Problem to solve.
Tally the lines in the following entries that include the word "computers"; state only the total.

Records provided.
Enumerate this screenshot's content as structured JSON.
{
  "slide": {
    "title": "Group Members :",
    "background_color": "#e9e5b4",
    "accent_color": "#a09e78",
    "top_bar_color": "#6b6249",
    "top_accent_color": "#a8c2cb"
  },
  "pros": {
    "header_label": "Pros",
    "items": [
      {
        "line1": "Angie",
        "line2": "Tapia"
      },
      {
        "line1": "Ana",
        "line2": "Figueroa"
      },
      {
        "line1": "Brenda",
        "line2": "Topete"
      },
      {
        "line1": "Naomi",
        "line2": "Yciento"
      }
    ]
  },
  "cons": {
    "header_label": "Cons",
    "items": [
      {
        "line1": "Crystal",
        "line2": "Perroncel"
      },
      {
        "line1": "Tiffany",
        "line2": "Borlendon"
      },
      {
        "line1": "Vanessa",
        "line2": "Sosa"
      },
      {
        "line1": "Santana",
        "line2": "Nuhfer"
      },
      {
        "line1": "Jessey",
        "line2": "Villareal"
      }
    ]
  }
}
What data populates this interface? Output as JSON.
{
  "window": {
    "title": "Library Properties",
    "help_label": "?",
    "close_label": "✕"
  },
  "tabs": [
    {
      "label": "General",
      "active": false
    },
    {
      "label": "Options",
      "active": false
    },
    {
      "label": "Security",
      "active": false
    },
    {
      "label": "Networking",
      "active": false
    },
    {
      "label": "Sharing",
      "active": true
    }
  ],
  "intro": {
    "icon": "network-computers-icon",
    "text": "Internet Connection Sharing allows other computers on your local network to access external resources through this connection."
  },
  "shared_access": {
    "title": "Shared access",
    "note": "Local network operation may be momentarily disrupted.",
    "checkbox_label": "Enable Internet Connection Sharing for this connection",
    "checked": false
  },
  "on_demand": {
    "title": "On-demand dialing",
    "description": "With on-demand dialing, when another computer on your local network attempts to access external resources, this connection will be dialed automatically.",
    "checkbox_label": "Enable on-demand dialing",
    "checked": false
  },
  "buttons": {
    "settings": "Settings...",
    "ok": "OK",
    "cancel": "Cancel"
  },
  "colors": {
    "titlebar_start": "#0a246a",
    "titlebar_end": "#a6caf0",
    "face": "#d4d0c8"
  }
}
--
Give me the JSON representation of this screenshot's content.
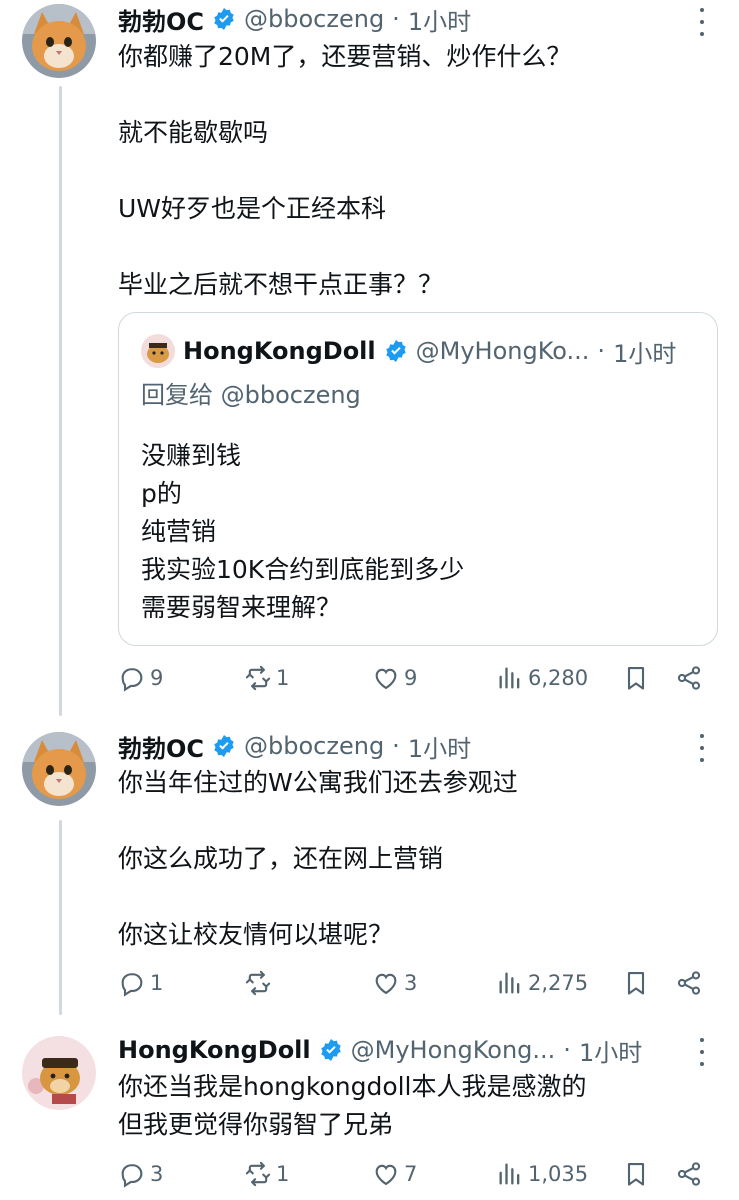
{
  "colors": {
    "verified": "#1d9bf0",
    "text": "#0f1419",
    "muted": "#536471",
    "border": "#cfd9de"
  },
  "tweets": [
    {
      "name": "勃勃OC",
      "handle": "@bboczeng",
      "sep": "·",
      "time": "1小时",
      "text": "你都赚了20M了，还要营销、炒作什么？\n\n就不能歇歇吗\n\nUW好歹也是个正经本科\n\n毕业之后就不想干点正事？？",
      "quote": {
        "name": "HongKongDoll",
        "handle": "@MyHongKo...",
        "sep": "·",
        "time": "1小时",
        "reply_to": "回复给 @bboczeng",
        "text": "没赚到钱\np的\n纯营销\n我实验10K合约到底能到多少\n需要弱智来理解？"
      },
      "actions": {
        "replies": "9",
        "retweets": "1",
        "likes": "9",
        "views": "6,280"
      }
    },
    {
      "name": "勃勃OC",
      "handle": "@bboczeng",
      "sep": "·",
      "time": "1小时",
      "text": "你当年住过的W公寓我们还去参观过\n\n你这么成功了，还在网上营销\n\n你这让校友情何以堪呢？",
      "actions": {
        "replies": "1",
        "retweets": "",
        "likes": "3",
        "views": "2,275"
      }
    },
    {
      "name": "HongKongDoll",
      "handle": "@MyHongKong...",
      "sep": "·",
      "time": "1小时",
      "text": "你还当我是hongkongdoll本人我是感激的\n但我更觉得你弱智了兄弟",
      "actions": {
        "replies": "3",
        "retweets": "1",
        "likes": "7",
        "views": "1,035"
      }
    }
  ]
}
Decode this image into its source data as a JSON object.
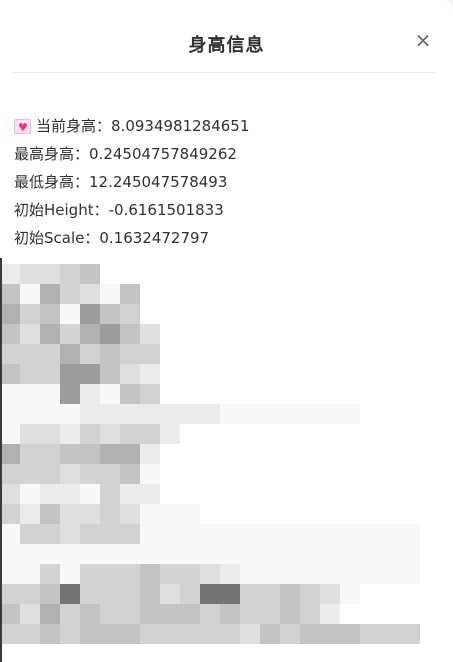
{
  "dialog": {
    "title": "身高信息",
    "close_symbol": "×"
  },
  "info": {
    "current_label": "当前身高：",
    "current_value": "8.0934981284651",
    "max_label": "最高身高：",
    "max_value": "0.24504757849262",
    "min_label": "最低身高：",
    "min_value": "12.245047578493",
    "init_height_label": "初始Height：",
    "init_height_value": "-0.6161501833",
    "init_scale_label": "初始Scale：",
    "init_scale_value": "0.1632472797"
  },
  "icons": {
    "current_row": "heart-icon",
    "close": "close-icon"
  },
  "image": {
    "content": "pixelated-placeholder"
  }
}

Finished exercise.
2